**WRITTEN PROBLEM**
What is the number of lines containing "Members"? Give only that number.

**INPUT MATERIAL**
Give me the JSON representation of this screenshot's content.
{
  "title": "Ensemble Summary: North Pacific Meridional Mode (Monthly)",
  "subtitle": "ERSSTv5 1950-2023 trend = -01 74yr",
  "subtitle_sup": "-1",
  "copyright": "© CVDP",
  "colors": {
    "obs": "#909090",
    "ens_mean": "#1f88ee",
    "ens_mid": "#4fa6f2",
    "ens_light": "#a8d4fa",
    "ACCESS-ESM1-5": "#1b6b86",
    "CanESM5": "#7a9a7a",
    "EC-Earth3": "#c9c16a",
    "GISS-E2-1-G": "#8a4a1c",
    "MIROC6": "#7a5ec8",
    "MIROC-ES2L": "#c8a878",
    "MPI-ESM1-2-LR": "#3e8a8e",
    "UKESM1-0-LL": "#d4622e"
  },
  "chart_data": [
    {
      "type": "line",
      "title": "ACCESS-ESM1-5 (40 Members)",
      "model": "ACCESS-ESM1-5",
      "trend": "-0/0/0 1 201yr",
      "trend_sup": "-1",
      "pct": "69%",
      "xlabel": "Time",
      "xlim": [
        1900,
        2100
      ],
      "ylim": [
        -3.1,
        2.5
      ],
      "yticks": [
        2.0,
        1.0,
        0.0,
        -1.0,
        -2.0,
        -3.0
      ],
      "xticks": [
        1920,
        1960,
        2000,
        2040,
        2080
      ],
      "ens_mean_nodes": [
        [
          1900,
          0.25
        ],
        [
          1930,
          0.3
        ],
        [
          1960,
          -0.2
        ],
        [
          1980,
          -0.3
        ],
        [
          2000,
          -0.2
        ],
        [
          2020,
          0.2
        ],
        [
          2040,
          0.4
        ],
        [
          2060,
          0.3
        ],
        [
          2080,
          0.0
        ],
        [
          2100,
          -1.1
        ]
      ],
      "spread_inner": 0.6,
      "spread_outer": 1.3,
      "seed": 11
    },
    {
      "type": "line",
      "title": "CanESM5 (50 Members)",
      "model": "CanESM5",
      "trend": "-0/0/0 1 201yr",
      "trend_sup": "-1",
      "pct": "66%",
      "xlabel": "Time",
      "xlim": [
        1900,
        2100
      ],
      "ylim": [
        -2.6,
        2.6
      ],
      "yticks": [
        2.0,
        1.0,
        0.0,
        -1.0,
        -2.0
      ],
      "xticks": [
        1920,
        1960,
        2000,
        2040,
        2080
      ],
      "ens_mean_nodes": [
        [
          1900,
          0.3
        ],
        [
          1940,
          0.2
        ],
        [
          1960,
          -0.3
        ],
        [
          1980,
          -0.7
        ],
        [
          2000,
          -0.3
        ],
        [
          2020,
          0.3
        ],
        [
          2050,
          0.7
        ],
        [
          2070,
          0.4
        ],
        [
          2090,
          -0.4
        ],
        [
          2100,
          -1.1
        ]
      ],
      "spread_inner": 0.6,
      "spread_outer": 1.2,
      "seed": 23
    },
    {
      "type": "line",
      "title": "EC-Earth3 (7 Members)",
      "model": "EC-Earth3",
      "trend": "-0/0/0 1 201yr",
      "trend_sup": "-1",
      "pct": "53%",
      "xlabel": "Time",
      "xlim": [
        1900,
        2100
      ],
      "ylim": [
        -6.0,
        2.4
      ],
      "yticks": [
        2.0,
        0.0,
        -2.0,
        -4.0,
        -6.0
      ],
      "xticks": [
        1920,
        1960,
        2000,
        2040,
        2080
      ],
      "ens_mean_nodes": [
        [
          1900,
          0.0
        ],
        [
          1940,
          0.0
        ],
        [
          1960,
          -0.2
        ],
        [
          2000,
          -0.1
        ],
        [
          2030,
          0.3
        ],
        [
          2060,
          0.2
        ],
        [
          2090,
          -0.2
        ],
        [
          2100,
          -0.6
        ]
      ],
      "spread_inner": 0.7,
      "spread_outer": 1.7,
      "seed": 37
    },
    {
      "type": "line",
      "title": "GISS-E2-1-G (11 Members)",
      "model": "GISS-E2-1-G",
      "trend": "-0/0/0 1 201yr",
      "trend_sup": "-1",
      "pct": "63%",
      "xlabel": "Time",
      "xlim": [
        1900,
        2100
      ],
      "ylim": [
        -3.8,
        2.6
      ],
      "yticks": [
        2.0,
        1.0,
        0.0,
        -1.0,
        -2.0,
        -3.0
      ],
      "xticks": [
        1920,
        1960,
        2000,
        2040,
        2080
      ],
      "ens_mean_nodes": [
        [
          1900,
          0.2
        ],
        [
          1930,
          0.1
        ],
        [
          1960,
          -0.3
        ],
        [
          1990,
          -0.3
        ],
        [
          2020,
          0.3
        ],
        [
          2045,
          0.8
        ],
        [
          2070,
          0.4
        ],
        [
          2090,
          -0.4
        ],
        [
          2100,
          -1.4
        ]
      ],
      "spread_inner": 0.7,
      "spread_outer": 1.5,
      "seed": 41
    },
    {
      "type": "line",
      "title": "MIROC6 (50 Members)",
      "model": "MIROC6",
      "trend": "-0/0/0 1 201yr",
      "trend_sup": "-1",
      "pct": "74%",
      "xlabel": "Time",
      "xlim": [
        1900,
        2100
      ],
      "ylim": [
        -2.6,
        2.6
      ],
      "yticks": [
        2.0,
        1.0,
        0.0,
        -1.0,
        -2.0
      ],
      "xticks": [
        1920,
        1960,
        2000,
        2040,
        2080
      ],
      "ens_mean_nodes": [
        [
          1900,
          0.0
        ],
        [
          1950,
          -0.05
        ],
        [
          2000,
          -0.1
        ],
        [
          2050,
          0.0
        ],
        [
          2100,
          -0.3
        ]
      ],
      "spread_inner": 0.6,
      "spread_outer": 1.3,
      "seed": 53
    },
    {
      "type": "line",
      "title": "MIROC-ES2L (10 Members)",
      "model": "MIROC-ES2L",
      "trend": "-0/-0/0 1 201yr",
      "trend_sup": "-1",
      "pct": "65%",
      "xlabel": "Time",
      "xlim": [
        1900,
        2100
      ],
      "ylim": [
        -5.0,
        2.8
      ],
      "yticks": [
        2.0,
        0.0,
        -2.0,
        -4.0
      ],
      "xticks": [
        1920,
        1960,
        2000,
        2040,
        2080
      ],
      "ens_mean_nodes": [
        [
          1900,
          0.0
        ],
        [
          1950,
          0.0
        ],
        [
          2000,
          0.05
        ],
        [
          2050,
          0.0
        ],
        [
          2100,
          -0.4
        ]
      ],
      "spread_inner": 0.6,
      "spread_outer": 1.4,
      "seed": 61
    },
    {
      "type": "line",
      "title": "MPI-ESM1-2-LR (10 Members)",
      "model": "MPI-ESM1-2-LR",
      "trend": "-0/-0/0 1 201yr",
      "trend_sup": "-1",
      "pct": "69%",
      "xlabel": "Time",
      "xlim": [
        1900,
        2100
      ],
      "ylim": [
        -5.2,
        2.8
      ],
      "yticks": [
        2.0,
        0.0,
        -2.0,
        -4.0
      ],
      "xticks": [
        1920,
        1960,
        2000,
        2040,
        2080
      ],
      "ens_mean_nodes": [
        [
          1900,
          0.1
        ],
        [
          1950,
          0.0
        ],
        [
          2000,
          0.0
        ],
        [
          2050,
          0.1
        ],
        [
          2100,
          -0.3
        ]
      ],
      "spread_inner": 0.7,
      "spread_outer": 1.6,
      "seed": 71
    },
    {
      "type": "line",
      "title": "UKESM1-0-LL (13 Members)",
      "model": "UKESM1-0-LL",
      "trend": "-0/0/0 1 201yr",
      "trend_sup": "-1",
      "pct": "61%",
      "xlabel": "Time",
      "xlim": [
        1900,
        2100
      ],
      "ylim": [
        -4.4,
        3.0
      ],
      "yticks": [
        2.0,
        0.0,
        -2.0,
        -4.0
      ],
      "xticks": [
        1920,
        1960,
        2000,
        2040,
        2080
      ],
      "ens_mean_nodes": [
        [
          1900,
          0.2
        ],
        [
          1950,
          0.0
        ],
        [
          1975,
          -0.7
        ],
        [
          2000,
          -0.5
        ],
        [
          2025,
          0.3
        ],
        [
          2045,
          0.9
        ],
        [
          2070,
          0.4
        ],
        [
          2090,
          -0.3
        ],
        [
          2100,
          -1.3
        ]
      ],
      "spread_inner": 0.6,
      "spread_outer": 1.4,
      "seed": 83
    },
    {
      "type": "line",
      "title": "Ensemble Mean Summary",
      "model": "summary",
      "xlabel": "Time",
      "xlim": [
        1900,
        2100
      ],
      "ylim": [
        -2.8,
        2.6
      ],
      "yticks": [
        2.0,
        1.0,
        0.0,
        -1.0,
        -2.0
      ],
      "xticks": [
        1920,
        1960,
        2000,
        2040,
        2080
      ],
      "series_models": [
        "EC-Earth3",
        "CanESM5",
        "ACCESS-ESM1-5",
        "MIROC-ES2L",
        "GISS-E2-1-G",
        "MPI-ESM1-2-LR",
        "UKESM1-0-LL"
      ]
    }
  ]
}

**THE SOLUTION**
8